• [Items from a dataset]
• • •

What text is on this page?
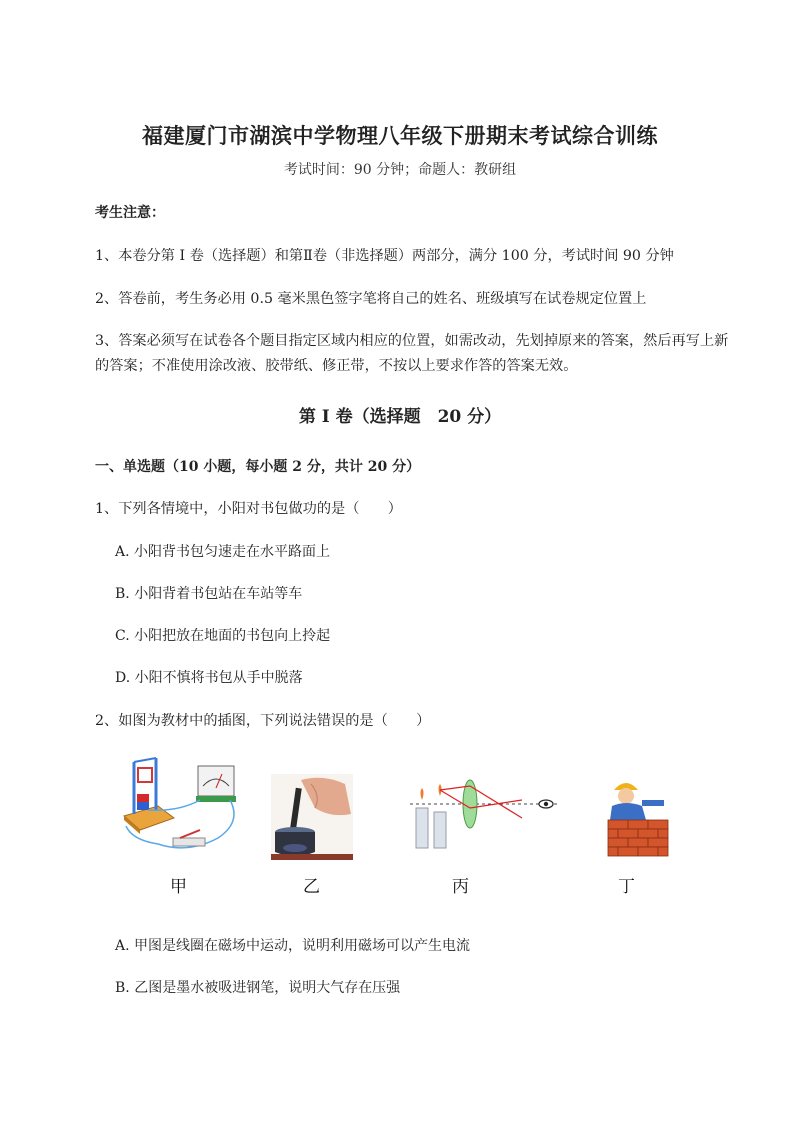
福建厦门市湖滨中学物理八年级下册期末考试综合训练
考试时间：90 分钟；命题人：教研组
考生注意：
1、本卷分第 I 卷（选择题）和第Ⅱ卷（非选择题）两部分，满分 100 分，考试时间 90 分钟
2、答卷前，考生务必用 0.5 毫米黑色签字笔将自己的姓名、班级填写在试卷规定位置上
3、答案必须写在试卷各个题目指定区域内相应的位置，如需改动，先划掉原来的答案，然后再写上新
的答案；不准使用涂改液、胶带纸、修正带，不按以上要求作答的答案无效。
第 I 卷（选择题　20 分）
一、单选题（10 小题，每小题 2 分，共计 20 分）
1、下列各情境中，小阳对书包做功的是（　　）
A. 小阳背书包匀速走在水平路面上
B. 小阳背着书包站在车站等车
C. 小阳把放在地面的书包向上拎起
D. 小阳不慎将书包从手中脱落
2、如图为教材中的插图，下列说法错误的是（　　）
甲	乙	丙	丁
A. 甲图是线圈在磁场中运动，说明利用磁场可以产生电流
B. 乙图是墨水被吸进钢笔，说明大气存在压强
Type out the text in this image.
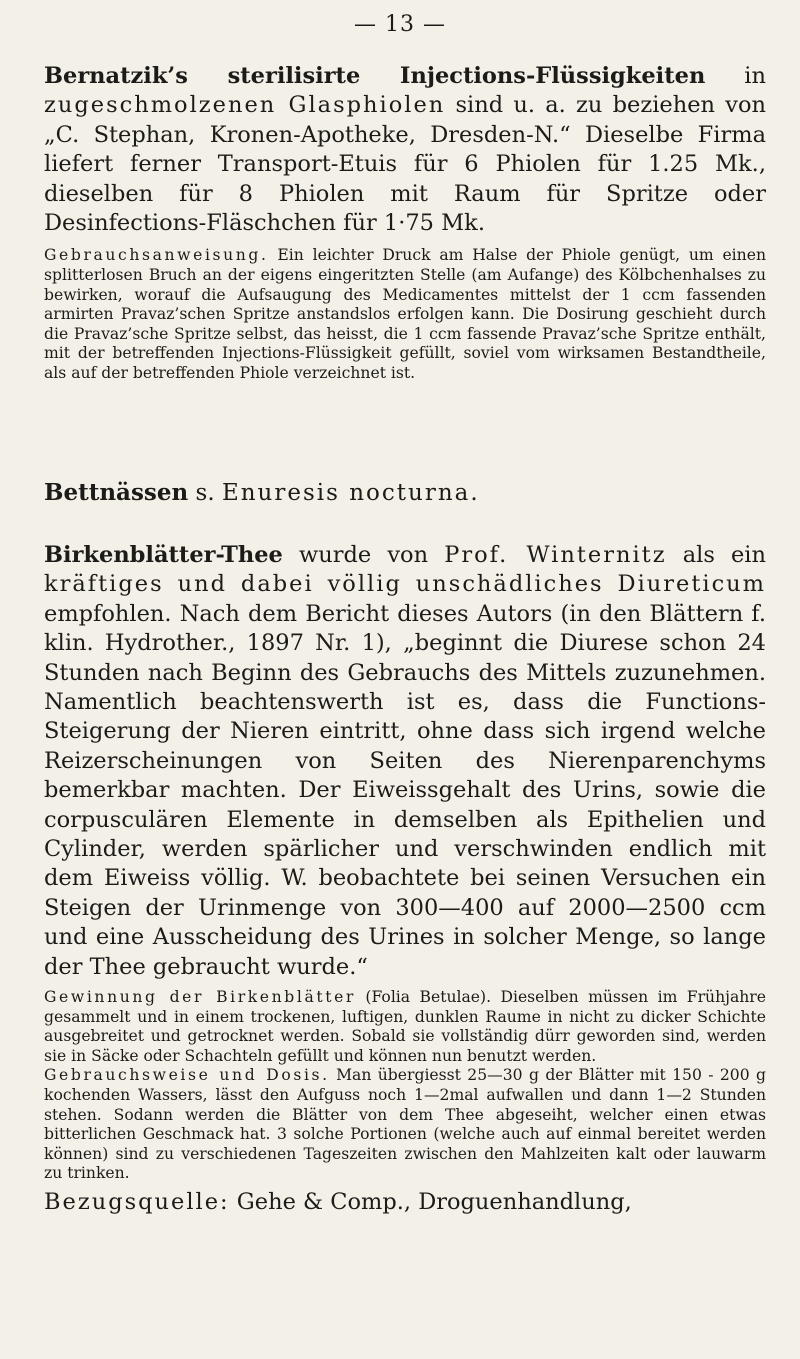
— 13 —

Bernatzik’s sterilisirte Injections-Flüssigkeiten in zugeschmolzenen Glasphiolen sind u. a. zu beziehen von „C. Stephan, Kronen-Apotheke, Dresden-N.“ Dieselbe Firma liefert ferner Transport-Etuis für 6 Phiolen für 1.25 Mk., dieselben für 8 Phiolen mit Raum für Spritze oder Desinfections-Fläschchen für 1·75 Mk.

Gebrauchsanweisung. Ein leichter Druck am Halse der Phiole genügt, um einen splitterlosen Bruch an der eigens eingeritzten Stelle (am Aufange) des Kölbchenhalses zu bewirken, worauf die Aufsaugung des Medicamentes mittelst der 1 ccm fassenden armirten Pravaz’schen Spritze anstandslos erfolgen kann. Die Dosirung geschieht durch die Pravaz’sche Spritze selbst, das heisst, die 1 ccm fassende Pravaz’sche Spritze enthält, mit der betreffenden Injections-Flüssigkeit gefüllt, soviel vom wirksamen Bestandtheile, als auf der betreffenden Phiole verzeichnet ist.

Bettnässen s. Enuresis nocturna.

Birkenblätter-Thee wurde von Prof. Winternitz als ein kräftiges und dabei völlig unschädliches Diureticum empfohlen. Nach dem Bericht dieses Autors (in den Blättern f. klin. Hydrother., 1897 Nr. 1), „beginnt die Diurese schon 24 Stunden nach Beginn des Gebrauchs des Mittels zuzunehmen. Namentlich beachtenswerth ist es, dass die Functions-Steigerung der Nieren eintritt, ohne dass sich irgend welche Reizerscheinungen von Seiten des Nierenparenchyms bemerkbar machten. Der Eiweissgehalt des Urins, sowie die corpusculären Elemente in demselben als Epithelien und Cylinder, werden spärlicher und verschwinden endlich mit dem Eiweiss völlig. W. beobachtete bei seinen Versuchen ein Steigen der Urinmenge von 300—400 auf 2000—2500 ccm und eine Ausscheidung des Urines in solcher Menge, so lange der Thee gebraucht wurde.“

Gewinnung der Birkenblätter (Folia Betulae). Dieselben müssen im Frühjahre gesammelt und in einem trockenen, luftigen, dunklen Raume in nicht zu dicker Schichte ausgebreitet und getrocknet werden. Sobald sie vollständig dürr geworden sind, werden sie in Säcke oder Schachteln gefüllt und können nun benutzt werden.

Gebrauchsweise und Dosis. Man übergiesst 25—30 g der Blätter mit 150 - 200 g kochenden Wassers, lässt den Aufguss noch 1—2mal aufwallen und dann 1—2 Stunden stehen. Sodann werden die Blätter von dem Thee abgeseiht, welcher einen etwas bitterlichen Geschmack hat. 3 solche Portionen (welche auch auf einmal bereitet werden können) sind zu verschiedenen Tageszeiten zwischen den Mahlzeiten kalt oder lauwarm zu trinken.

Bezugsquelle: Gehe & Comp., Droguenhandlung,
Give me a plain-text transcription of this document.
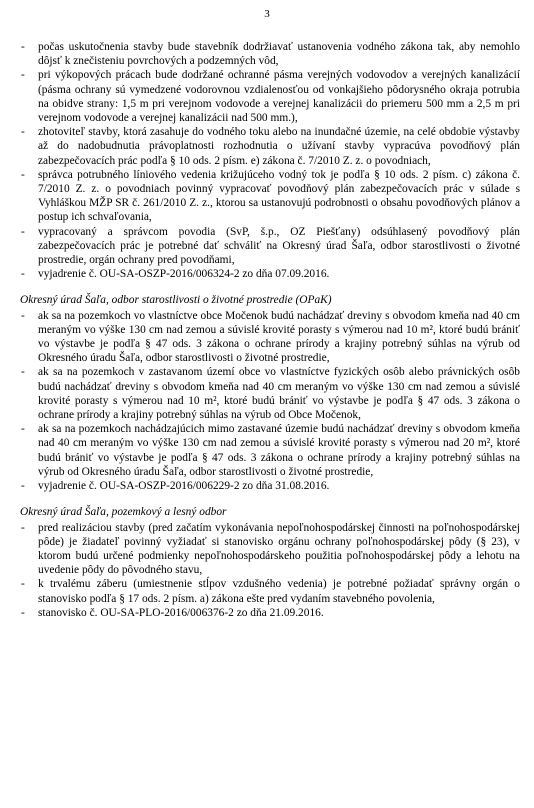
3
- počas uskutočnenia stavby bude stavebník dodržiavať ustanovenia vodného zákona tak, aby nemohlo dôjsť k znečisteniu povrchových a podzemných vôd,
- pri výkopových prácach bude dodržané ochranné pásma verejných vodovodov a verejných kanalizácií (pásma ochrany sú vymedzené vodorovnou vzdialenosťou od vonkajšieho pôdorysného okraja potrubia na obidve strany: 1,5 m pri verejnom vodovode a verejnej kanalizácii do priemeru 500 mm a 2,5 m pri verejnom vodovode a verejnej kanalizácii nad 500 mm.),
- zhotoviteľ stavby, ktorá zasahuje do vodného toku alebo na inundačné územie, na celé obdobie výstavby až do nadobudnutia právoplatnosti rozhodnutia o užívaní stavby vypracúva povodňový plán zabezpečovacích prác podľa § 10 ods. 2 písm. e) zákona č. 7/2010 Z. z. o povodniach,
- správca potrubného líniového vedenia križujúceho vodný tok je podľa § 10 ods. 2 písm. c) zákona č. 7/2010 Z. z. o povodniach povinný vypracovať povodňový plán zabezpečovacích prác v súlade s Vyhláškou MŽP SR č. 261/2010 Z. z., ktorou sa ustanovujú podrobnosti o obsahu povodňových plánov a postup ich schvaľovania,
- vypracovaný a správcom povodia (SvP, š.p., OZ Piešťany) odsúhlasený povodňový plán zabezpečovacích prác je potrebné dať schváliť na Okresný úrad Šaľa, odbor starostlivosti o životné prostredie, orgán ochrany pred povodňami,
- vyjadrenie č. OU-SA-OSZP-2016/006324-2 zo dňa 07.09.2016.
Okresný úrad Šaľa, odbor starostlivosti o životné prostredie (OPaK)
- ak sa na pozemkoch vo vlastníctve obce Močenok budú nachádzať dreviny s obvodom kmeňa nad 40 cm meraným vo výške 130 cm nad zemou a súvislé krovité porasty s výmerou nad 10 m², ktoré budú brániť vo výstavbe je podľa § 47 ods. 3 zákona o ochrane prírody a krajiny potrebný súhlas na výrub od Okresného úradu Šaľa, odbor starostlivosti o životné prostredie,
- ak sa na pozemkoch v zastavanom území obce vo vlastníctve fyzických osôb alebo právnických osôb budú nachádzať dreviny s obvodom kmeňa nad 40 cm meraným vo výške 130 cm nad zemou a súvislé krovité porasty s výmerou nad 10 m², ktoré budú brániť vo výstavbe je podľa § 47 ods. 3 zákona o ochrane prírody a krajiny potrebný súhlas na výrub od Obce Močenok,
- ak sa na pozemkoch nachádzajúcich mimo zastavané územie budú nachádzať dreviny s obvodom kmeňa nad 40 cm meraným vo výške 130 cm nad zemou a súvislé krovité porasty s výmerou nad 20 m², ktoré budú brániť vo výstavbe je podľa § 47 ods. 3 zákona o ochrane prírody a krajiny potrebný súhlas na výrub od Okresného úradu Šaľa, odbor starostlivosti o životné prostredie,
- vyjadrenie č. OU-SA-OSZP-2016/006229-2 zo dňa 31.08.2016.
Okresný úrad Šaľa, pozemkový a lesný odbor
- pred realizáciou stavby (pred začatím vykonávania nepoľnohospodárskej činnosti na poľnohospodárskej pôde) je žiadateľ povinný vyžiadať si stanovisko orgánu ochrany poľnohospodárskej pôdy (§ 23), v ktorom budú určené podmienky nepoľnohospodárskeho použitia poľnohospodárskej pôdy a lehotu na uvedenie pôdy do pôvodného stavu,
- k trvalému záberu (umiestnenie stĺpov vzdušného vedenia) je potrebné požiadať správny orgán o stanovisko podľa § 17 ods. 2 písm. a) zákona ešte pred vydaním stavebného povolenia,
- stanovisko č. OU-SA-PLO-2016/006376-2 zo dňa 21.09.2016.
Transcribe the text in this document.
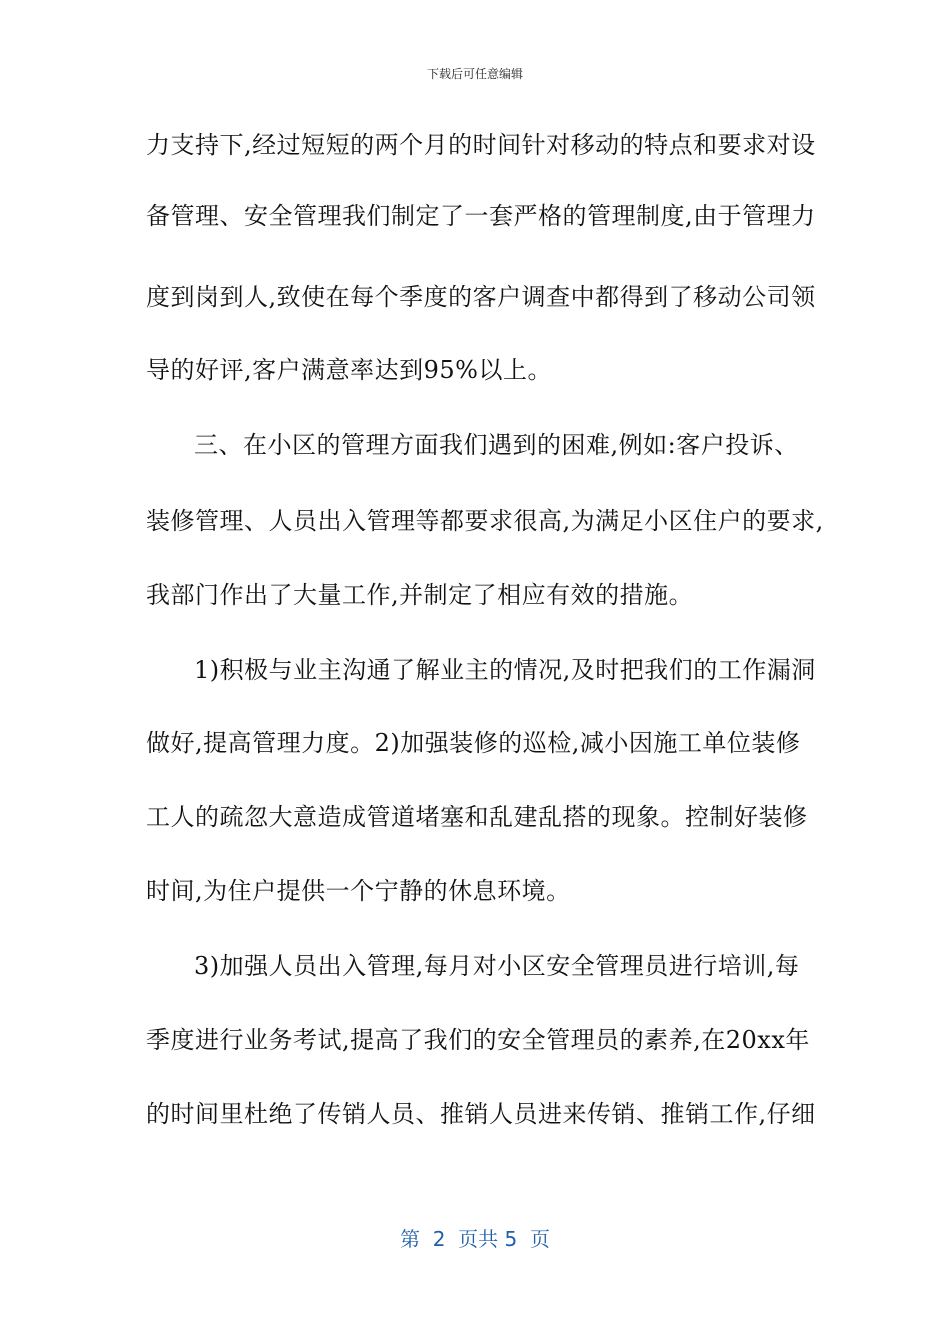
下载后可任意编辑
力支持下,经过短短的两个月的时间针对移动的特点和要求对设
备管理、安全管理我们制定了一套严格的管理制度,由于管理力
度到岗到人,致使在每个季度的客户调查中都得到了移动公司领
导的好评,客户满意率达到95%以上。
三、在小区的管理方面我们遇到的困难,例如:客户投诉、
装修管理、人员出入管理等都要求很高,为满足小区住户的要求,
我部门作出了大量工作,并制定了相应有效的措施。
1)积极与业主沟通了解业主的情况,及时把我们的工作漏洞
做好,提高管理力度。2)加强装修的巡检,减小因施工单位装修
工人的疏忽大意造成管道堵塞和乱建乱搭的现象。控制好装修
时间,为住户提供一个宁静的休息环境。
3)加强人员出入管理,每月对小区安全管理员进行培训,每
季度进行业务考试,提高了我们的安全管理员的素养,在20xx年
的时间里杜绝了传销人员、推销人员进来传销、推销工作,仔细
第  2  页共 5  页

• • •

• [WORK INSTRUCTIONS] Locate the line containing "Transcribe the text in this document." in the records above, then output it and every line after it through the last, excluding pictures.

• [RESULT OF THIS TASK]
Transcribe the text in this document.
下载后可任意编辑
力支持下,经过短短的两个月的时间针对移动的特点和要求对设
备管理、安全管理我们制定了一套严格的管理制度,由于管理力
度到岗到人,致使在每个季度的客户调查中都得到了移动公司领
导的好评,客户满意率达到95%以上。
三、在小区的管理方面我们遇到的困难,例如:客户投诉、
装修管理、人员出入管理等都要求很高,为满足小区住户的要求,
我部门作出了大量工作,并制定了相应有效的措施。
1)积极与业主沟通了解业主的情况,及时把我们的工作漏洞
做好,提高管理力度。2)加强装修的巡检,减小因施工单位装修
工人的疏忽大意造成管道堵塞和乱建乱搭的现象。控制好装修
时间,为住户提供一个宁静的休息环境。
3)加强人员出入管理,每月对小区安全管理员进行培训,每
季度进行业务考试,提高了我们的安全管理员的素养,在20xx年
的时间里杜绝了传销人员、推销人员进来传销、推销工作,仔细
第  2  页共 5  页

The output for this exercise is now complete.